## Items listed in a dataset
□ □ □ □
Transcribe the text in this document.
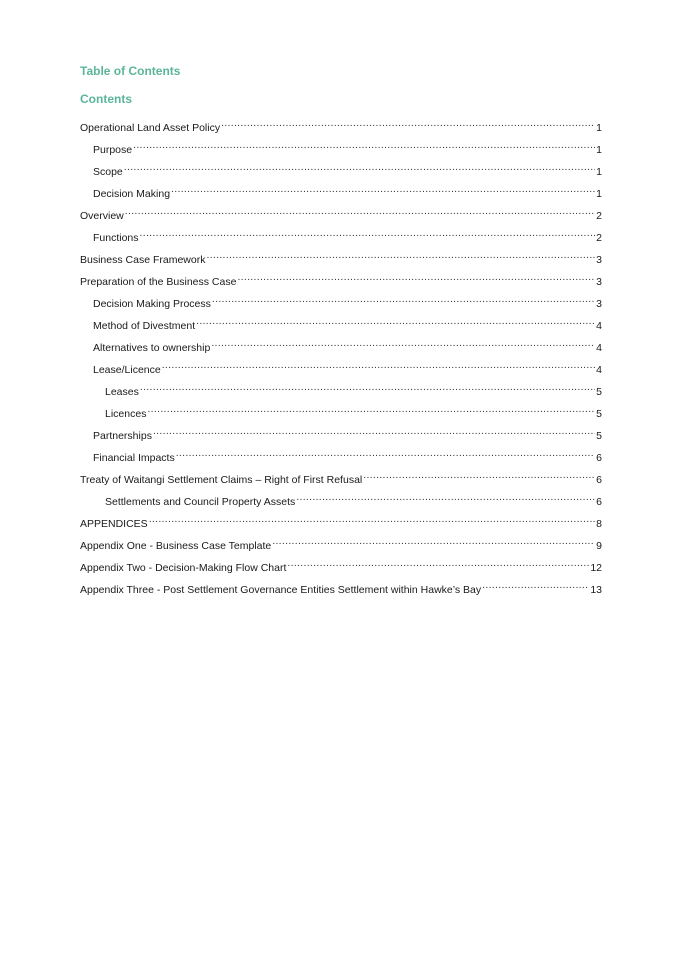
Table of Contents
Contents
Operational Land Asset Policy .....	1
Purpose .....	1
Scope .....	1
Decision Making .....	1
Overview .....	2
Functions .....	2
Business Case Framework .....	3
Preparation of the Business Case .....	3
Decision Making Process .....	3
Method of Divestment .....	4
Alternatives to ownership .....	4
Lease/Licence .....	4
Leases .....	5
Licences .....	5
Partnerships .....	5
Financial Impacts .....	6
Treaty of Waitangi Settlement Claims – Right of First Refusal .....	6
Settlements and Council Property Assets .....	6
APPENDICES .....	8
Appendix One - Business Case Template .....	9
Appendix Two - Decision-Making Flow Chart .....	12
Appendix Three - Post Settlement Governance Entities Settlement within Hawke’s Bay .....	13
□ □ □ □
## What you should do
Quote every line of the records above exactly; no picture is to be copied.

## Output for this task
Transcribe the text in this document.
Table of Contents
Contents
Operational Land Asset Policy .....	1
Purpose .....	1
Scope .....	1
Decision Making .....	1
Overview .....	2
Functions .....	2
Business Case Framework .....	3
Preparation of the Business Case .....	3
Decision Making Process .....	3
Method of Divestment .....	4
Alternatives to ownership .....	4
Lease/Licence .....	4
Leases .....	5
Licences .....	5
Partnerships .....	5
Financial Impacts .....	6
Treaty of Waitangi Settlement Claims – Right of First Refusal .....	6
Settlements and Council Property Assets .....	6
APPENDICES .....	8
Appendix One - Business Case Template .....	9
Appendix Two - Decision-Making Flow Chart .....	12
Appendix Three - Post Settlement Governance Entities Settlement within Hawke’s Bay .....	13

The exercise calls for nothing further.